THE EXERCISE: Omit the pictures and output every entry below exactly as written.

DATASET EXTRACT:
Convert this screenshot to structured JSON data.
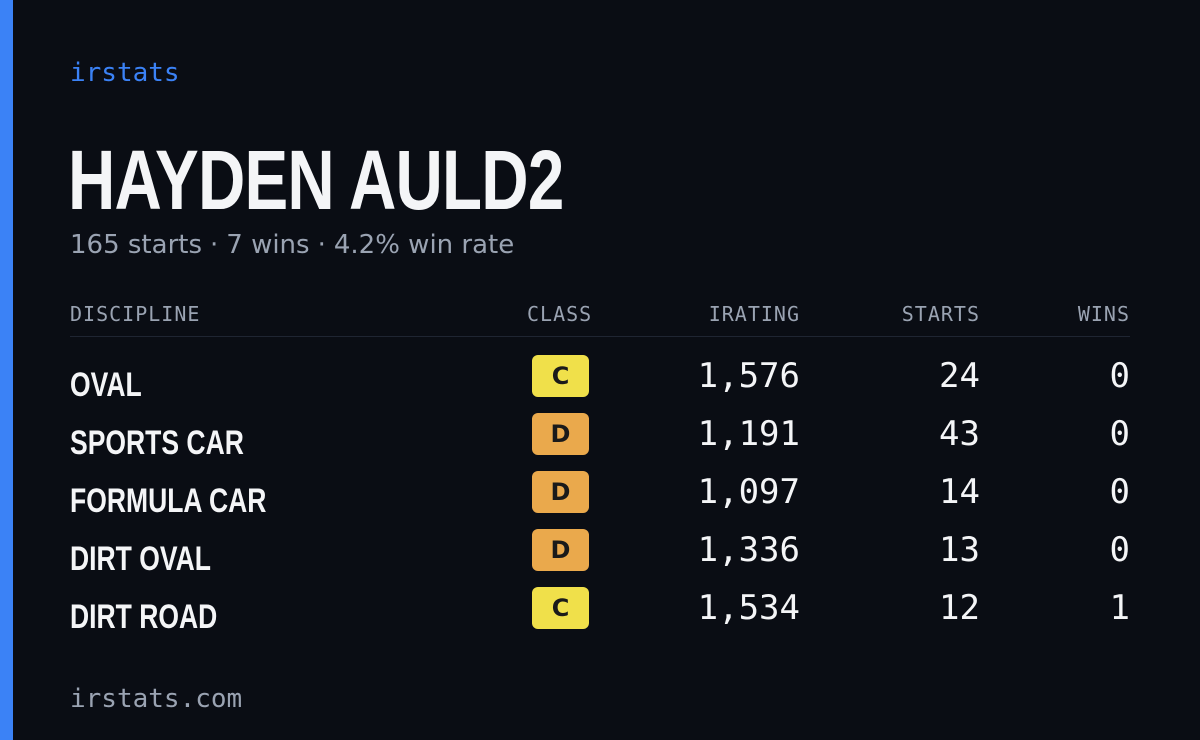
{
  "brand": "irstats",
  "player": {
    "name": "HAYDEN AULD2"
  },
  "summary": {
    "starts": "165 starts",
    "wins": "7 wins",
    "win_rate": "4.2% win rate",
    "separator": "·"
  },
  "table": {
    "headers": {
      "discipline": "DISCIPLINE",
      "class": "CLASS",
      "irating": "IRATING",
      "starts": "STARTS",
      "wins": "WINS"
    },
    "rows": [
      {
        "discipline": "OVAL",
        "class": "C",
        "class_color": "#f0e04a",
        "irating": "1,576",
        "starts": "24",
        "wins": "0"
      },
      {
        "discipline": "SPORTS CAR",
        "class": "D",
        "class_color": "#eaa94c",
        "irating": "1,191",
        "starts": "43",
        "wins": "0"
      },
      {
        "discipline": "FORMULA CAR",
        "class": "D",
        "class_color": "#eaa94c",
        "irating": "1,097",
        "starts": "14",
        "wins": "0"
      },
      {
        "discipline": "DIRT OVAL",
        "class": "D",
        "class_color": "#eaa94c",
        "irating": "1,336",
        "starts": "13",
        "wins": "0"
      },
      {
        "discipline": "DIRT ROAD",
        "class": "C",
        "class_color": "#f0e04a",
        "irating": "1,534",
        "starts": "12",
        "wins": "1"
      }
    ]
  },
  "footer": {
    "site": "irstats.com"
  },
  "colors": {
    "accent": "#3b82f6",
    "background": "#0a0d14",
    "muted_text": "#9aa3b2",
    "class_c": "#f0e04a",
    "class_d": "#eaa94c"
  }
}
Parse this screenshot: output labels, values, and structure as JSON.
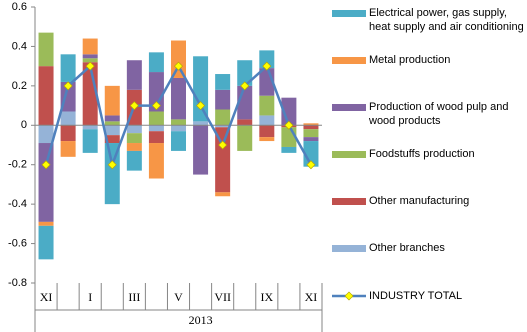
{
  "chart_data": {
    "type": "bar",
    "stacked": true,
    "categories": [
      "XI",
      null,
      "I",
      null,
      "III",
      null,
      "V",
      null,
      "VII",
      null,
      "IX",
      null,
      "XI"
    ],
    "x_group_label": "2013",
    "ylim": [
      -0.8,
      0.6
    ],
    "yticks": [
      {
        "value": -0.8,
        "label": "-0.8"
      },
      {
        "value": -0.6,
        "label": "-0.6"
      },
      {
        "value": -0.4,
        "label": "-0.4"
      },
      {
        "value": -0.2,
        "label": "-0.2"
      },
      0,
      {
        "value": 0.2,
        "label": "0.2"
      },
      {
        "value": 0.4,
        "label": "0.4"
      },
      {
        "value": 0.6,
        "label": "0.6"
      }
    ],
    "series": [
      {
        "name": "Electrical power, gas supply, heat supply and air conditioning",
        "color": "#4bacc6",
        "values": [
          -0.17,
          0.14,
          -0.12,
          -0.31,
          -0.1,
          0.1,
          -0.1,
          0.33,
          0.08,
          0.13,
          0.09,
          -0.03,
          -0.13
        ]
      },
      {
        "name": "Metal production",
        "color": "#f79646",
        "values": [
          -0.02,
          -0.08,
          0.08,
          0.15,
          -0.04,
          -0.18,
          0.19,
          0,
          -0.02,
          0,
          -0.02,
          0,
          0.01
        ]
      },
      {
        "name": "Production of wood pulp and wood products",
        "color": "#8064a2",
        "values": [
          -0.4,
          0.15,
          0.02,
          0.03,
          0.15,
          0.2,
          0.21,
          -0.25,
          0.1,
          0.17,
          0.14,
          0.14,
          -0.02
        ]
      },
      {
        "name": "Foodstuffs production",
        "color": "#9bbb59",
        "values": [
          0.17,
          0,
          0.02,
          0.02,
          -0.05,
          0.07,
          0.03,
          0,
          0.08,
          -0.13,
          0.1,
          -0.1,
          -0.04
        ]
      },
      {
        "name": "Other manufacturing",
        "color": "#c0504d",
        "values": [
          0.3,
          -0.08,
          0.32,
          -0.04,
          0.18,
          -0.06,
          0,
          0,
          -0.33,
          0.03,
          -0.06,
          -0.01,
          -0.02
        ]
      },
      {
        "name": "Other branches",
        "color": "#95b3d7",
        "values": [
          -0.09,
          0.07,
          -0.02,
          -0.05,
          -0.04,
          -0.03,
          -0.03,
          0.02,
          -0.01,
          0,
          0.05,
          0,
          0
        ]
      },
      {
        "name": "INDUSTRY TOTAL",
        "type": "line",
        "color": "#4f81bd",
        "marker_color": "#ffff00",
        "values": [
          -0.2,
          0.2,
          0.3,
          -0.2,
          0.1,
          0.1,
          0.3,
          0.1,
          -0.1,
          0.2,
          0.3,
          0,
          -0.2
        ]
      }
    ]
  }
}
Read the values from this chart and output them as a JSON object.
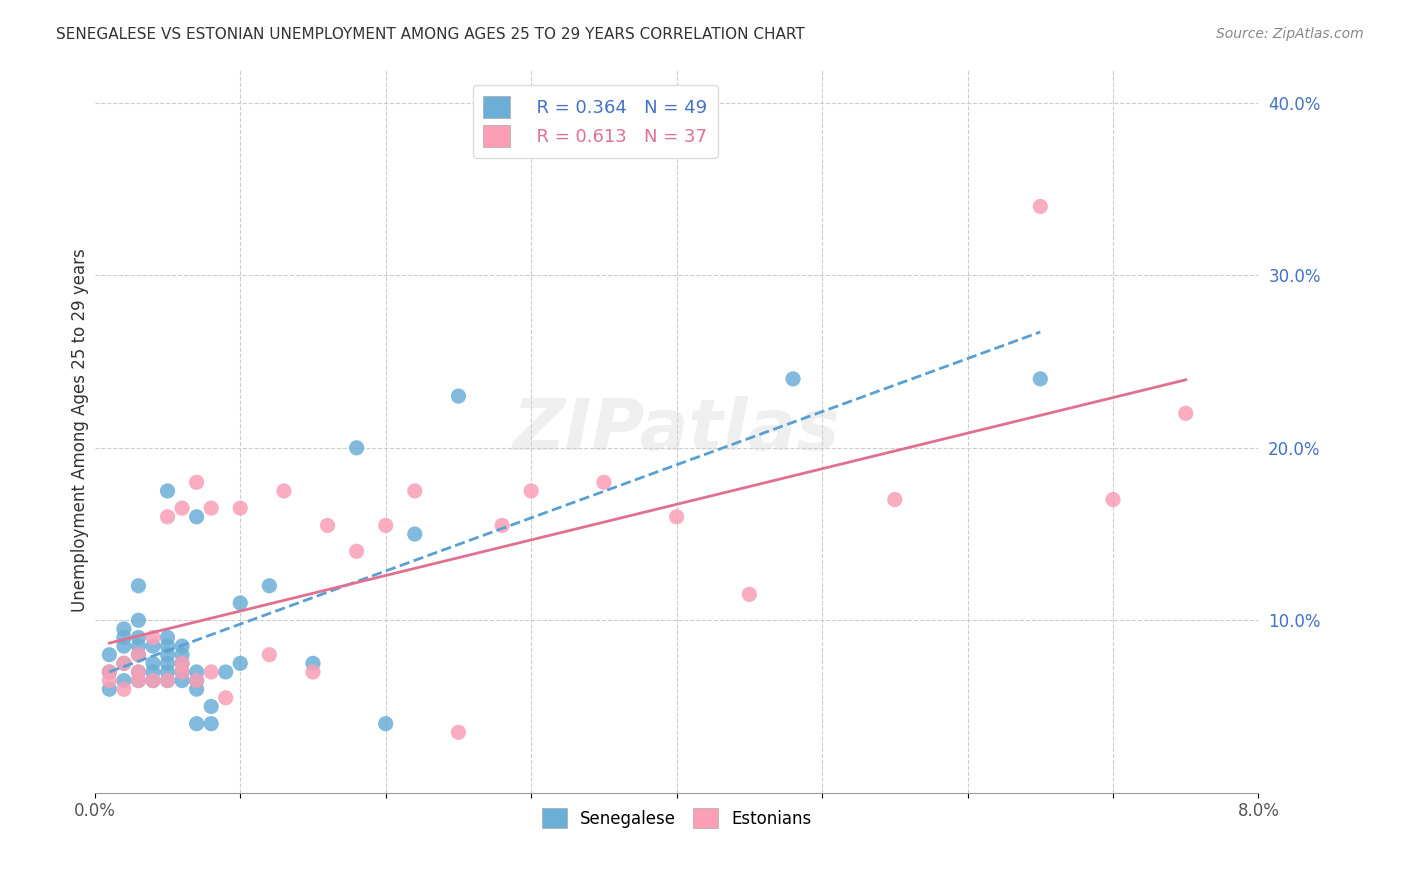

REPLY:
Convert this screenshot to structured JSON data.
{
  "brand": "irstats",
  "player": {
    "name": "HAYDEN AULD2"
  },
  "summary": {
    "starts": "165 starts",
    "wins": "7 wins",
    "win_rate": "4.2% win rate",
    "separator": "·"
  },
  "table": {
    "headers": {
      "discipline": "DISCIPLINE",
      "class": "CLASS",
      "irating": "IRATING",
      "starts": "STARTS",
      "wins": "WINS"
    },
    "rows": [
      {
        "discipline": "OVAL",
        "class": "C",
        "class_color": "#f0e04a",
        "irating": "1,576",
        "starts": "24",
        "wins": "0"
      },
      {
        "discipline": "SPORTS CAR",
        "class": "D",
        "class_color": "#eaa94c",
        "irating": "1,191",
        "starts": "43",
        "wins": "0"
      },
      {
        "discipline": "FORMULA CAR",
        "class": "D",
        "class_color": "#eaa94c",
        "irating": "1,097",
        "starts": "14",
        "wins": "0"
      },
      {
        "discipline": "DIRT OVAL",
        "class": "D",
        "class_color": "#eaa94c",
        "irating": "1,336",
        "starts": "13",
        "wins": "0"
      },
      {
        "discipline": "DIRT ROAD",
        "class": "C",
        "class_color": "#f0e04a",
        "irating": "1,534",
        "starts": "12",
        "wins": "1"
      }
    ]
  },
  "footer": {
    "site": "irstats.com"
  },
  "colors": {
    "accent": "#3b82f6",
    "background": "#0a0d14",
    "muted_text": "#9aa3b2",
    "class_c": "#f0e04a",
    "class_d": "#eaa94c"
  }
}
Parse this screenshot: output labels, values, and structure as JSON.
{
  "chart_data": {
    "type": "bar",
    "stacked": true,
    "categories": [
      "XI",
      null,
      "I",
      null,
      "III",
      null,
      "V",
      null,
      "VII",
      null,
      "IX",
      null,
      "XI"
    ],
    "x_group_label": "2013",
    "ylim": [
      -0.8,
      0.6
    ],
    "yticks": [
      {
        "value": -0.8,
        "label": "-0.8"
      },
      {
        "value": -0.6,
        "label": "-0.6"
      },
      {
        "value": -0.4,
        "label": "-0.4"
      },
      {
        "value": -0.2,
        "label": "-0.2"
      },
      0,
      {
        "value": 0.2,
        "label": "0.2"
      },
      {
        "value": 0.4,
        "label": "0.4"
      },
      {
        "value": 0.6,
        "label": "0.6"
      }
    ],
    "series": [
      {
        "name": "Electrical power, gas supply, heat supply and air conditioning",
        "color": "#4bacc6",
        "values": [
          -0.17,
          0.14,
          -0.12,
          -0.31,
          -0.1,
          0.1,
          -0.1,
          0.33,
          0.08,
          0.13,
          0.09,
          -0.03,
          -0.13
        ]
      },
      {
        "name": "Metal production",
        "color": "#f79646",
        "values": [
          -0.02,
          -0.08,
          0.08,
          0.15,
          -0.04,
          -0.18,
          0.19,
          0,
          -0.02,
          0,
          -0.02,
          0,
          0.01
        ]
      },
      {
        "name": "Production of wood pulp and wood products",
        "color": "#8064a2",
        "values": [
          -0.4,
          0.15,
          0.02,
          0.03,
          0.15,
          0.2,
          0.21,
          -0.25,
          0.1,
          0.17,
          0.14,
          0.14,
          -0.02
        ]
      },
      {
        "name": "Foodstuffs production",
        "color": "#9bbb59",
        "values": [
          0.17,
          0,
          0.02,
          0.02,
          -0.05,
          0.07,
          0.03,
          0,
          0.08,
          -0.13,
          0.1,
          -0.1,
          -0.04
        ]
      },
      {
        "name": "Other manufacturing",
        "color": "#c0504d",
        "values": [
          0.3,
          -0.08,
          0.32,
          -0.04,
          0.18,
          -0.06,
          0,
          0,
          -0.33,
          0.03,
          -0.06,
          -0.01,
          -0.02
        ]
      },
      {
        "name": "Other branches",
        "color": "#95b3d7",
        "values": [
          -0.09,
          0.07,
          -0.02,
          -0.05,
          -0.04,
          -0.03,
          -0.03,
          0.02,
          -0.01,
          0,
          0.05,
          0,
          0
        ]
      },
      {
        "name": "INDUSTRY TOTAL",
        "type": "line",
        "color": "#4f81bd",
        "marker_color": "#ffff00",
        "values": [
          -0.2,
          0.2,
          0.3,
          -0.2,
          0.1,
          0.1,
          0.3,
          0.1,
          -0.1,
          0.2,
          0.3,
          0,
          -0.2
        ]
      }
    ]
  }
}
Read the values from this chart and output them as a JSON object.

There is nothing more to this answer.